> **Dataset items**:
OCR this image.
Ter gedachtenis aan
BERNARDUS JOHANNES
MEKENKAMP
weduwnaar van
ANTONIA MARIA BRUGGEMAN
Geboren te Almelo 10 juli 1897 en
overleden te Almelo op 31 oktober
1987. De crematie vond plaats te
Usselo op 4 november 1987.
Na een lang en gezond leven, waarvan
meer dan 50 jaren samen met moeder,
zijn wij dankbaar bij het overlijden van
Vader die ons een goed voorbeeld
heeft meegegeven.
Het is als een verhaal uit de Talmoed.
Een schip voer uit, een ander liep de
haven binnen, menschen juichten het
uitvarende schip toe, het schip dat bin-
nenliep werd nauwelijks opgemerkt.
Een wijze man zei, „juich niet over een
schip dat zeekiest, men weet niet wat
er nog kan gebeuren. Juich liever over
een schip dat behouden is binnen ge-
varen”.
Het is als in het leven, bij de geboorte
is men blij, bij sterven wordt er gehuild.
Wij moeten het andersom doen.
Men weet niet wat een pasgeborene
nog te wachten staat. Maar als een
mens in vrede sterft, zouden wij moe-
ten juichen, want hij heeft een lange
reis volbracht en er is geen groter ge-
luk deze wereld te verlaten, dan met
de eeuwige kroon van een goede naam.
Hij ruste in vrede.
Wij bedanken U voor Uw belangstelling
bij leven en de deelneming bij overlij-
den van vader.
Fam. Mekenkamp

> **TASK DETAILS**:
Output the listing above exactly as it appears.

> **OUTPUT OF THE EXERCISE**:
OCR this image.
Ter gedachtenis aan
BERNARDUS JOHANNES
MEKENKAMP
weduwnaar van
ANTONIA MARIA BRUGGEMAN
Geboren te Almelo 10 juli 1897 en
overleden te Almelo op 31 oktober
1987. De crematie vond plaats te
Usselo op 4 november 1987.
Na een lang en gezond leven, waarvan
meer dan 50 jaren samen met moeder,
zijn wij dankbaar bij het overlijden van
Vader die ons een goed voorbeeld
heeft meegegeven.
Het is als een verhaal uit de Talmoed.
Een schip voer uit, een ander liep de
haven binnen, menschen juichten het
uitvarende schip toe, het schip dat bin-
nenliep werd nauwelijks opgemerkt.
Een wijze man zei, „juich niet over een
schip dat zeekiest, men weet niet wat
er nog kan gebeuren. Juich liever over
een schip dat behouden is binnen ge-
varen”.
Het is als in het leven, bij de geboorte
is men blij, bij sterven wordt er gehuild.
Wij moeten het andersom doen.
Men weet niet wat een pasgeborene
nog te wachten staat. Maar als een
mens in vrede sterft, zouden wij moe-
ten juichen, want hij heeft een lange
reis volbracht en er is geen groter ge-
luk deze wereld te verlaten, dan met
de eeuwige kroon van een goede naam.
Hij ruste in vrede.
Wij bedanken U voor Uw belangstelling
bij leven en de deelneming bij overlij-
den van vader.
Fam. Mekenkamp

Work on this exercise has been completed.